Problem to solve:
Go through the material below and copy each line where the word "color" appears.

Records supplied:
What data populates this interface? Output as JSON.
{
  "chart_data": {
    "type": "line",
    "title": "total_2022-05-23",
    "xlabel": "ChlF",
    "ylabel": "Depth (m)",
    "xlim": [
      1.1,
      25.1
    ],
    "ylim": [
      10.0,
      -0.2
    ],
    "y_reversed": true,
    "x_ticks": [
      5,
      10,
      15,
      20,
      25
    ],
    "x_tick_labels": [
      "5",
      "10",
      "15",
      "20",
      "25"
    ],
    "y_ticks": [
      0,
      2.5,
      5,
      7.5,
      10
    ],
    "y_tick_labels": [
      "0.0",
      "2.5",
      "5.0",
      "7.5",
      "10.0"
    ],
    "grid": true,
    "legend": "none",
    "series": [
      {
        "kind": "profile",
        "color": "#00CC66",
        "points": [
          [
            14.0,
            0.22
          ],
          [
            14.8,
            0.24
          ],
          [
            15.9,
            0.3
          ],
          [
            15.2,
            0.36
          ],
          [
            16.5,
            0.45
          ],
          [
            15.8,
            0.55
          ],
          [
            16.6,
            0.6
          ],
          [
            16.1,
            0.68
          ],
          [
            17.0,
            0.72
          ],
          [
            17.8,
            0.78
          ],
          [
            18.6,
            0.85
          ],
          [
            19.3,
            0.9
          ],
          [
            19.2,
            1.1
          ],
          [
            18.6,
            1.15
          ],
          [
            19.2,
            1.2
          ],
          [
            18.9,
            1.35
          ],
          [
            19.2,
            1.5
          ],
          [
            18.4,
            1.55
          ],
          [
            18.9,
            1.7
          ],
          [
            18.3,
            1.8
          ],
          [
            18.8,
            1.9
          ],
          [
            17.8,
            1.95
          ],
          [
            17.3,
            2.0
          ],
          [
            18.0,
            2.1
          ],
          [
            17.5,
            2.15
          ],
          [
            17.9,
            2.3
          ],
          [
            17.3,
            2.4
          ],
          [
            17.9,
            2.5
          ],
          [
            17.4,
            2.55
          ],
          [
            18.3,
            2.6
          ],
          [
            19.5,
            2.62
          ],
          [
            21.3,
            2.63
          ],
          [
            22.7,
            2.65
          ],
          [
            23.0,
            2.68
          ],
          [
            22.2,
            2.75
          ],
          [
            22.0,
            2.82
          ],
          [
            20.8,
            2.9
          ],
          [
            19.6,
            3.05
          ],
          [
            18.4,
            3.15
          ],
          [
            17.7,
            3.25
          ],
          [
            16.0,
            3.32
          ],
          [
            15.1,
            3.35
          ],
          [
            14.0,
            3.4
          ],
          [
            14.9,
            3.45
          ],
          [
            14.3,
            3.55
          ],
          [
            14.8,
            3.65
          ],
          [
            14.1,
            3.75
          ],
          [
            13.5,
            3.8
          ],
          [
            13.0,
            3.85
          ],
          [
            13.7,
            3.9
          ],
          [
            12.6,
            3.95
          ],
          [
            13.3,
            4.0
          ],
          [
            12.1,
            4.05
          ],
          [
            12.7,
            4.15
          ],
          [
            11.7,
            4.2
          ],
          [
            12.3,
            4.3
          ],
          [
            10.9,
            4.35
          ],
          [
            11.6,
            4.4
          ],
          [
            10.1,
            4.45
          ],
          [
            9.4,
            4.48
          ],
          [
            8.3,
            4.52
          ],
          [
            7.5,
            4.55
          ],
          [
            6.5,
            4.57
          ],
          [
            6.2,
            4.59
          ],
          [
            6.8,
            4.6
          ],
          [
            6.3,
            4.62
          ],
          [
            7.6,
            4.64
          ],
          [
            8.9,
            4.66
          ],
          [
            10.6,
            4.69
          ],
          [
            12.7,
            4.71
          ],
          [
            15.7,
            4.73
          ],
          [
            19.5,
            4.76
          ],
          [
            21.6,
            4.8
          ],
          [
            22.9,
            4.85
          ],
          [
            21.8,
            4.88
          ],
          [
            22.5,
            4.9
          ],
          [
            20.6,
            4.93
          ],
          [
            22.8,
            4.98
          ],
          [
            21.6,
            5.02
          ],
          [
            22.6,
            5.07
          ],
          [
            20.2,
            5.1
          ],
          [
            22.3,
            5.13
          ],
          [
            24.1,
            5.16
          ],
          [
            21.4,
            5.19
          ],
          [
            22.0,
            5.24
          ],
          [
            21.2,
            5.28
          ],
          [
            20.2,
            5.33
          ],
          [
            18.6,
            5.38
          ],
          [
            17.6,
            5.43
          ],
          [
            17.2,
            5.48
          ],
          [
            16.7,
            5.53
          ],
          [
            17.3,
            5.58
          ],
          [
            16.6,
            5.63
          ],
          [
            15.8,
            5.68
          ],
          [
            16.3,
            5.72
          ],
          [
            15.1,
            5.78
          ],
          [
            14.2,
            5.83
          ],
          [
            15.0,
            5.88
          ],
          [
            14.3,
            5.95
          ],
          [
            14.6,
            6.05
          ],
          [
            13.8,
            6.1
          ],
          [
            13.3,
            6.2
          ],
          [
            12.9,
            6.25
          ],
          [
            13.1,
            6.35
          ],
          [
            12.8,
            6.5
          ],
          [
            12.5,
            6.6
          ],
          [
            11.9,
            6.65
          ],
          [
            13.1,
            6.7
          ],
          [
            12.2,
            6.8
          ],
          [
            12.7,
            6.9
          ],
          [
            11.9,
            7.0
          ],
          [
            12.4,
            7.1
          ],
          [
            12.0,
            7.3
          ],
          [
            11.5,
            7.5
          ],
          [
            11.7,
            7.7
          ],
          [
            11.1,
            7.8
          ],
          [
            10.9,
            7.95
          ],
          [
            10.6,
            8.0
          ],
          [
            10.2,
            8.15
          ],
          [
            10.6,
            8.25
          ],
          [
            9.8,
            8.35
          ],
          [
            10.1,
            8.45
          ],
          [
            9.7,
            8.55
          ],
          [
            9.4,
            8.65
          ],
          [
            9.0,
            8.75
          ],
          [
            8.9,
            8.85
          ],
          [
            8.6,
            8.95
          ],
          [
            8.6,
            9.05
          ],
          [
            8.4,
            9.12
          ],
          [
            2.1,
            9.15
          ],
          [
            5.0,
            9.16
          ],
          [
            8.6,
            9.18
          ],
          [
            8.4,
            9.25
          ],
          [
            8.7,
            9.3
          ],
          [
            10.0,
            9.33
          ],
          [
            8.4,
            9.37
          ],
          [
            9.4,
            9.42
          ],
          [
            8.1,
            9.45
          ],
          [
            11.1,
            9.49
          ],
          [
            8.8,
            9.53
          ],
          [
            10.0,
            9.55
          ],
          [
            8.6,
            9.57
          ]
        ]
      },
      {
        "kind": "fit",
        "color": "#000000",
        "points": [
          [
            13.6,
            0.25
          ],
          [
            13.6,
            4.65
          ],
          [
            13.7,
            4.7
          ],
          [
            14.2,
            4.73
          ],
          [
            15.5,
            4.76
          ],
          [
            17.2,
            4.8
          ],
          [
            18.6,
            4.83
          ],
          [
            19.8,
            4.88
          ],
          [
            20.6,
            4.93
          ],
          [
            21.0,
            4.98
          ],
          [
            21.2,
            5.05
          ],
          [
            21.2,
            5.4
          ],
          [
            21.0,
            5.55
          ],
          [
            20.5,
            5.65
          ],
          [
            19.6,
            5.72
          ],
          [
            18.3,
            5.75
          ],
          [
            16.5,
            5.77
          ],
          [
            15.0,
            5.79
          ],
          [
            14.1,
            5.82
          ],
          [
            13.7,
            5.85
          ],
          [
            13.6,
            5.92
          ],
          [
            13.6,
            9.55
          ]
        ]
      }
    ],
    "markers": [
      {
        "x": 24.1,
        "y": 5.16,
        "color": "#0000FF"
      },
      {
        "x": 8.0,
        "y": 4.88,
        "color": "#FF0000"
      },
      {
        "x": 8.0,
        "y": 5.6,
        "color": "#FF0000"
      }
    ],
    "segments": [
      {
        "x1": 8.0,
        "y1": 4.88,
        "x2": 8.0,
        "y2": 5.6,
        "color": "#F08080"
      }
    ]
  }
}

Exercise result:
        "color": "#00CC66",
        "color": "#000000",
        "color": "#0000FF"
        "color": "#FF0000"
        "color": "#FF0000"
        "color": "#F08080"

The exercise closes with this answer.